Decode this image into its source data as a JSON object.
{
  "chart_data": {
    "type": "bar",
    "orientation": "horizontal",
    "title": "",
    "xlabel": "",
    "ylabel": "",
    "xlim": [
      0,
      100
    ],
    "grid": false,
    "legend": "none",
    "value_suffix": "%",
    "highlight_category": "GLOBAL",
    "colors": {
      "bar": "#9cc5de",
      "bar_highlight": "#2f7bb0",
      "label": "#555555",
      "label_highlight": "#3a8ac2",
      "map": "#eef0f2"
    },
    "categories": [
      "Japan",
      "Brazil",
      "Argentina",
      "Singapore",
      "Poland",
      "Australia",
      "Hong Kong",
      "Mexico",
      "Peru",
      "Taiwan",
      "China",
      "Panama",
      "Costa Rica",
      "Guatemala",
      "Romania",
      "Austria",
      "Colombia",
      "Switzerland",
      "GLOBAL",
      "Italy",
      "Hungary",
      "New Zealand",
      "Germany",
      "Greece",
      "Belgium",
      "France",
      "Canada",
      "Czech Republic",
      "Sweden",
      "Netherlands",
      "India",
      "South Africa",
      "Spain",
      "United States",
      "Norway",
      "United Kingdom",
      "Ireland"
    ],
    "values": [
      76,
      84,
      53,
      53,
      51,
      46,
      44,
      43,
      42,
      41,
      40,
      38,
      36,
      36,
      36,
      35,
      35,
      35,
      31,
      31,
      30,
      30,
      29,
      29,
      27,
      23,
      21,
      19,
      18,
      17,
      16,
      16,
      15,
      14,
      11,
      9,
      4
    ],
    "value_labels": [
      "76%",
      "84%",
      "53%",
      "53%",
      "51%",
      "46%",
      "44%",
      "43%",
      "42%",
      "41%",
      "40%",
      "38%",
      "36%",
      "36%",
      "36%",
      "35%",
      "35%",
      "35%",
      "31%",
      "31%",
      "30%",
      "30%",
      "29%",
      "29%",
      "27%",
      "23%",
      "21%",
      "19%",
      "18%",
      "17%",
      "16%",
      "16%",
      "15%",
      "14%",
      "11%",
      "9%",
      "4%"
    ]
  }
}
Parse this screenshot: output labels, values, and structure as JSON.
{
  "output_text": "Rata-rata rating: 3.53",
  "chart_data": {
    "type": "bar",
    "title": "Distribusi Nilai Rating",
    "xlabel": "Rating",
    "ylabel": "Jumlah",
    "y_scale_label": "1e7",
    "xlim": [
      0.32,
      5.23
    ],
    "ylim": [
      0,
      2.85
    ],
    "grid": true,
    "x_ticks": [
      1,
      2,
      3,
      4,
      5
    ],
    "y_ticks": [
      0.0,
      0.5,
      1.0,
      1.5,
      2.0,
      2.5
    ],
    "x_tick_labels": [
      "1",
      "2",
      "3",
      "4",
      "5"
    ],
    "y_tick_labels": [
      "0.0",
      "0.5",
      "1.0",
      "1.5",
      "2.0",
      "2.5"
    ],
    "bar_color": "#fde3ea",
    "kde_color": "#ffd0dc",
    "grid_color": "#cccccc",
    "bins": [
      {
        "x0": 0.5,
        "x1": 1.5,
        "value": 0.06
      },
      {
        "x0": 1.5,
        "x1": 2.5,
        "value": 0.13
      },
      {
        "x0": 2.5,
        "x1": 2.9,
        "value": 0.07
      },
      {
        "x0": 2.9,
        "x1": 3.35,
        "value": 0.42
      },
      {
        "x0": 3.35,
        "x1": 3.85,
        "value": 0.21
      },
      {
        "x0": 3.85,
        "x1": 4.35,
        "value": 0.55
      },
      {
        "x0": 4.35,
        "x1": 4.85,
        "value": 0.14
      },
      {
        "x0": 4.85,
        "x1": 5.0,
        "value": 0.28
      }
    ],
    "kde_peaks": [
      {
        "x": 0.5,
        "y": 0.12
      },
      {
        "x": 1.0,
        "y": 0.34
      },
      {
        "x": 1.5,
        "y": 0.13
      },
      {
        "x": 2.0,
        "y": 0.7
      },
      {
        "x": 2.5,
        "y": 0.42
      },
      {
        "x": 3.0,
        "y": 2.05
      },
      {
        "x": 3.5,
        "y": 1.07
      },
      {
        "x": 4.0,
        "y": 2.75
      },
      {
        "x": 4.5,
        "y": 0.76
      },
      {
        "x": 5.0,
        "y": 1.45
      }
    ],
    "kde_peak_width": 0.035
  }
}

-=-=-=-=-

PROBLEM DETAILS:
Using the entries above, please restate each one word for word.

TASK OUTPUT:
Decode this image into its source data as a JSON object.
{
  "chart_data": {
    "type": "bar",
    "orientation": "horizontal",
    "title": "",
    "xlabel": "",
    "ylabel": "",
    "xlim": [
      0,
      100
    ],
    "grid": false,
    "legend": "none",
    "value_suffix": "%",
    "highlight_category": "GLOBAL",
    "colors": {
      "bar": "#9cc5de",
      "bar_highlight": "#2f7bb0",
      "label": "#555555",
      "label_highlight": "#3a8ac2",
      "map": "#eef0f2"
    },
    "categories": [
      "Japan",
      "Brazil",
      "Argentina",
      "Singapore",
      "Poland",
      "Australia",
      "Hong Kong",
      "Mexico",
      "Peru",
      "Taiwan",
      "China",
      "Panama",
      "Costa Rica",
      "Guatemala",
      "Romania",
      "Austria",
      "Colombia",
      "Switzerland",
      "GLOBAL",
      "Italy",
      "Hungary",
      "New Zealand",
      "Germany",
      "Greece",
      "Belgium",
      "France",
      "Canada",
      "Czech Republic",
      "Sweden",
      "Netherlands",
      "India",
      "South Africa",
      "Spain",
      "United States",
      "Norway",
      "United Kingdom",
      "Ireland"
    ],
    "values": [
      76,
      84,
      53,
      53,
      51,
      46,
      44,
      43,
      42,
      41,
      40,
      38,
      36,
      36,
      36,
      35,
      35,
      35,
      31,
      31,
      30,
      30,
      29,
      29,
      27,
      23,
      21,
      19,
      18,
      17,
      16,
      16,
      15,
      14,
      11,
      9,
      4
    ],
    "value_labels": [
      "76%",
      "84%",
      "53%",
      "53%",
      "51%",
      "46%",
      "44%",
      "43%",
      "42%",
      "41%",
      "40%",
      "38%",
      "36%",
      "36%",
      "36%",
      "35%",
      "35%",
      "35%",
      "31%",
      "31%",
      "30%",
      "30%",
      "29%",
      "29%",
      "27%",
      "23%",
      "21%",
      "19%",
      "18%",
      "17%",
      "16%",
      "16%",
      "15%",
      "14%",
      "11%",
      "9%",
      "4%"
    ]
  }
}
Parse this screenshot: output labels, values, and structure as JSON.
{
  "output_text": "Rata-rata rating: 3.53",
  "chart_data": {
    "type": "bar",
    "title": "Distribusi Nilai Rating",
    "xlabel": "Rating",
    "ylabel": "Jumlah",
    "y_scale_label": "1e7",
    "xlim": [
      0.32,
      5.23
    ],
    "ylim": [
      0,
      2.85
    ],
    "grid": true,
    "x_ticks": [
      1,
      2,
      3,
      4,
      5
    ],
    "y_ticks": [
      0.0,
      0.5,
      1.0,
      1.5,
      2.0,
      2.5
    ],
    "x_tick_labels": [
      "1",
      "2",
      "3",
      "4",
      "5"
    ],
    "y_tick_labels": [
      "0.0",
      "0.5",
      "1.0",
      "1.5",
      "2.0",
      "2.5"
    ],
    "bar_color": "#fde3ea",
    "kde_color": "#ffd0dc",
    "grid_color": "#cccccc",
    "bins": [
      {
        "x0": 0.5,
        "x1": 1.5,
        "value": 0.06
      },
      {
        "x0": 1.5,
        "x1": 2.5,
        "value": 0.13
      },
      {
        "x0": 2.5,
        "x1": 2.9,
        "value": 0.07
      },
      {
        "x0": 2.9,
        "x1": 3.35,
        "value": 0.42
      },
      {
        "x0": 3.35,
        "x1": 3.85,
        "value": 0.21
      },
      {
        "x0": 3.85,
        "x1": 4.35,
        "value": 0.55
      },
      {
        "x0": 4.35,
        "x1": 4.85,
        "value": 0.14
      },
      {
        "x0": 4.85,
        "x1": 5.0,
        "value": 0.28
      }
    ],
    "kde_peaks": [
      {
        "x": 0.5,
        "y": 0.12
      },
      {
        "x": 1.0,
        "y": 0.34
      },
      {
        "x": 1.5,
        "y": 0.13
      },
      {
        "x": 2.0,
        "y": 0.7
      },
      {
        "x": 2.5,
        "y": 0.42
      },
      {
        "x": 3.0,
        "y": 2.05
      },
      {
        "x": 3.5,
        "y": 1.07
      },
      {
        "x": 4.0,
        "y": 2.75
      },
      {
        "x": 4.5,
        "y": 0.76
      },
      {
        "x": 5.0,
        "y": 1.45
      }
    ],
    "kde_peak_width": 0.035
  }
}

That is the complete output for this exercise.